begin Listed records

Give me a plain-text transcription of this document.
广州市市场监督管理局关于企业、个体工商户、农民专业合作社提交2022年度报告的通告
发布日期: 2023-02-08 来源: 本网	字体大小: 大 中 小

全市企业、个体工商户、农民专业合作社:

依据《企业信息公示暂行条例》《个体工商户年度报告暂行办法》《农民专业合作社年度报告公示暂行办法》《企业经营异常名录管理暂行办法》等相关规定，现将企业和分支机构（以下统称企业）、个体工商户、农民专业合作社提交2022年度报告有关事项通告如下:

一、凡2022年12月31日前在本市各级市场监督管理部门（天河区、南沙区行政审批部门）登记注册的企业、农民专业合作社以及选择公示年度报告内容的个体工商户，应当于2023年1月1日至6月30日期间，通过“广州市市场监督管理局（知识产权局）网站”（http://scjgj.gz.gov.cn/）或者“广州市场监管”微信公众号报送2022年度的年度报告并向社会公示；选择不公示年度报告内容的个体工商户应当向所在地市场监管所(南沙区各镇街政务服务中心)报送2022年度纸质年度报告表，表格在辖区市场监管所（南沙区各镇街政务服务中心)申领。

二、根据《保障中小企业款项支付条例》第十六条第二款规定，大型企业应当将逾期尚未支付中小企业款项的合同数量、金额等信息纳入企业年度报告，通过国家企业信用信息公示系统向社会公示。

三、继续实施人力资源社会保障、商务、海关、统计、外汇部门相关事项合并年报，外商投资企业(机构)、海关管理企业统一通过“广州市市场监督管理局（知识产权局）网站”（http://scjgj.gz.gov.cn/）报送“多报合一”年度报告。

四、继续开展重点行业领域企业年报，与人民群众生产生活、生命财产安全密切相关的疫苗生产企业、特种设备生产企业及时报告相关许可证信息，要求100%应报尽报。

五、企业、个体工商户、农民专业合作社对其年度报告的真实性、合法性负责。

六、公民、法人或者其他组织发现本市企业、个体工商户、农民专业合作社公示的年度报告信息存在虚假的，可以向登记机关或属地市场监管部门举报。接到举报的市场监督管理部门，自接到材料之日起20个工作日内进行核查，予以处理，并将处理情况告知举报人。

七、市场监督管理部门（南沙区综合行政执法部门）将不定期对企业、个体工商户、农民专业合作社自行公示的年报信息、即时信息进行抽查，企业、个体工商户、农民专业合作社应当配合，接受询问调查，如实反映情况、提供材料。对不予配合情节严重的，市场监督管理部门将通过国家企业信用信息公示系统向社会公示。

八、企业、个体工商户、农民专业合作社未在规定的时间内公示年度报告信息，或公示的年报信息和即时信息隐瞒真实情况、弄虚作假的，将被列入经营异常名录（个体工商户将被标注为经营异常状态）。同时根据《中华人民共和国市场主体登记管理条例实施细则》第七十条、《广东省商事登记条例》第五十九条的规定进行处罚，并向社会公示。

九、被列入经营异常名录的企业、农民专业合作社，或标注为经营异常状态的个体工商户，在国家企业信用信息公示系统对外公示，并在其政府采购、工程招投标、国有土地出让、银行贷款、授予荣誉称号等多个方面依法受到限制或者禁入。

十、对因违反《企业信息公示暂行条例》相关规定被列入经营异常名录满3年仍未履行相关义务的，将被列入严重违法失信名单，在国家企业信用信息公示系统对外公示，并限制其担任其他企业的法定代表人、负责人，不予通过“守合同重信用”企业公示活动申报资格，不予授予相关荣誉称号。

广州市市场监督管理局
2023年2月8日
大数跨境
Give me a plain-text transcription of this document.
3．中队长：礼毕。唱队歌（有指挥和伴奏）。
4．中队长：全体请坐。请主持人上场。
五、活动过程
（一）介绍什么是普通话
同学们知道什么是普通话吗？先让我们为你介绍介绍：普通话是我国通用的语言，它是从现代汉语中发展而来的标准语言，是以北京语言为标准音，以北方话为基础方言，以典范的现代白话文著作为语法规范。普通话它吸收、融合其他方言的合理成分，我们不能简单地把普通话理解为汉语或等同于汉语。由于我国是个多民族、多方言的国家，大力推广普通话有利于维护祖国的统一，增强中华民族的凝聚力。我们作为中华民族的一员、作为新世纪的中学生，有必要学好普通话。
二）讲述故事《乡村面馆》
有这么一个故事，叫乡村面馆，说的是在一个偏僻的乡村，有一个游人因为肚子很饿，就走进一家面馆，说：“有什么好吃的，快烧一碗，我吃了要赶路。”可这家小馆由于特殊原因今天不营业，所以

end Listed records

Exercise task: Locate the word "企业信息公示暂行条例" in the entries, and copy every line where it is found.

Reply to the exercise:
依据《企业信息公示暂行条例》《个体工商户年度报告暂行办法》《农民专业合作社年度报告公示暂行办法》《企业经营异常名录管理暂行办法》等相关规定，现将企业和分支机构（以下统称企业）、个体工商户、农民专业合作社提交2022年度报告有关事项通告如下:
十、对因违反《企业信息公示暂行条例》相关规定被列入经营异常名录满3年仍未履行相关义务的，将被列入严重违法失信名单，在国家企业信用信息公示系统对外公示，并限制其担任其他企业的法定代表人、负责人，不予通过“守合同重信用”企业公示活动申报资格，不予授予相关荣誉称号。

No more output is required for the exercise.